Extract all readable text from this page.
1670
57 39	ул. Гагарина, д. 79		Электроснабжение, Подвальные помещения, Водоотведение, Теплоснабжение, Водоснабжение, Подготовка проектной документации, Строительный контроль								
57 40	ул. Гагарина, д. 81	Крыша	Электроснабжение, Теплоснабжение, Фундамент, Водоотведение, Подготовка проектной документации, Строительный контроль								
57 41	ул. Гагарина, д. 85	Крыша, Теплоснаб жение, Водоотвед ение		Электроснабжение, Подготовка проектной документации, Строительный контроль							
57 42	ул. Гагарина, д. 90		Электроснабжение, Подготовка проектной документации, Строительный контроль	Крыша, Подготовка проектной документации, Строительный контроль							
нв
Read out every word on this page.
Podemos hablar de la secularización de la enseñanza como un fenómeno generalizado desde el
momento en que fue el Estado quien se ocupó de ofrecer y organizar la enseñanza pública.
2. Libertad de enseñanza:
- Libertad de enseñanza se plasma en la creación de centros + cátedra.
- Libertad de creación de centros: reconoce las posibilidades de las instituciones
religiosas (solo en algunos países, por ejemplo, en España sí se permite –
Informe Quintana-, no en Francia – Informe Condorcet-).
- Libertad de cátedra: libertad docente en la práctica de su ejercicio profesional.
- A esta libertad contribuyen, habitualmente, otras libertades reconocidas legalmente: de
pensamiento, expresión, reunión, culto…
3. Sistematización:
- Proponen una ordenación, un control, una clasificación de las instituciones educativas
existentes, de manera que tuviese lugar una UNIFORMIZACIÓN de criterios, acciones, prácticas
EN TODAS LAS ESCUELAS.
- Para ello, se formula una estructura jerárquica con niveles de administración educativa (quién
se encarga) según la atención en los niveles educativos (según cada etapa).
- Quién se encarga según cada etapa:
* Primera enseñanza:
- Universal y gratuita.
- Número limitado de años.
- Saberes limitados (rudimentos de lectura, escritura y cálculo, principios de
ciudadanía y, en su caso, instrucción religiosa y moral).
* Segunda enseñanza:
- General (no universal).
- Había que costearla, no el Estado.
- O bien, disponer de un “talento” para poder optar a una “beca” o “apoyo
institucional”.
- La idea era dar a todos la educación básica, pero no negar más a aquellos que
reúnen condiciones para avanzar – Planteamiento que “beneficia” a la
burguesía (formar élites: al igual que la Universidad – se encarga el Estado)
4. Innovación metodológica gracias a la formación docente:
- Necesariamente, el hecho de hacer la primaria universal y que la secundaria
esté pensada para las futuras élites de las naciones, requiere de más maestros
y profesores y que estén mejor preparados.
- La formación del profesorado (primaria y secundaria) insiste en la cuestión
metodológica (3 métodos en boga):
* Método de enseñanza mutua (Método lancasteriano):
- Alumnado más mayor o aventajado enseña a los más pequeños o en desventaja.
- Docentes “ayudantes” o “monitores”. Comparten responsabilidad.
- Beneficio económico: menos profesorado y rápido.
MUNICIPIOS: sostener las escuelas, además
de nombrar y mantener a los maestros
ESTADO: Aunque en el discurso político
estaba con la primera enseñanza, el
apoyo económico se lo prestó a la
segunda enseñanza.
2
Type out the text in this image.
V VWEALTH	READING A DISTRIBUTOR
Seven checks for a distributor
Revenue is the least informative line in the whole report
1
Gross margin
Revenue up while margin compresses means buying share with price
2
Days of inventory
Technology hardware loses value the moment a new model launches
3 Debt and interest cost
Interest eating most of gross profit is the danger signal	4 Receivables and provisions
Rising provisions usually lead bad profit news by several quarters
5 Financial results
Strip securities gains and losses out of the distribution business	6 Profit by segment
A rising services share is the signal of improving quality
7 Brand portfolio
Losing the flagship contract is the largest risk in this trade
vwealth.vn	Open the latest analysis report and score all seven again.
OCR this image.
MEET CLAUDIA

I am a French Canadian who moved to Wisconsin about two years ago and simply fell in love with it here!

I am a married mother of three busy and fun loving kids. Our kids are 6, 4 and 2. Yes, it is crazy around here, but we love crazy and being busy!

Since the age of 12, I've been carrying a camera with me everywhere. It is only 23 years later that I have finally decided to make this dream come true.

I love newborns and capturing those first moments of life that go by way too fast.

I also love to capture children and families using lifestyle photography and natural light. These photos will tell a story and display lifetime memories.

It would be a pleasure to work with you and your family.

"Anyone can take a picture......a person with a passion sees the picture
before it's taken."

= TASK DETAILS =
Give again only the lines starting at the one that contains "Type out the text in this image." and running to the end of the data.

= SOLUTION TO THIS TASK =
Type out the text in this image.
V VWEALTH	READING A DISTRIBUTOR
Seven checks for a distributor
Revenue is the least informative line in the whole report
1
Gross margin
Revenue up while margin compresses means buying share with price
2
Days of inventory
Technology hardware loses value the moment a new model launches
3 Debt and interest cost
Interest eating most of gross profit is the danger signal	4 Receivables and provisions
Rising provisions usually lead bad profit news by several quarters
5 Financial results
Strip securities gains and losses out of the distribution business	6 Profit by segment
A rising services share is the signal of improving quality
7 Brand portfolio
Losing the flagship contract is the largest risk in this trade
vwealth.vn	Open the latest analysis report and score all seven again.
OCR this image.
MEET CLAUDIA

I am a French Canadian who moved to Wisconsin about two years ago and simply fell in love with it here!

I am a married mother of three busy and fun loving kids. Our kids are 6, 4 and 2. Yes, it is crazy around here, but we love crazy and being busy!

Since the age of 12, I've been carrying a camera with me everywhere. It is only 23 years later that I have finally decided to make this dream come true.

I love newborns and capturing those first moments of life that go by way too fast.

I also love to capture children and families using lifestyle photography and natural light. These photos will tell a story and display lifetime memories.

It would be a pleasure to work with you and your family.

"Anyone can take a picture......a person with a passion sees the picture
before it's taken."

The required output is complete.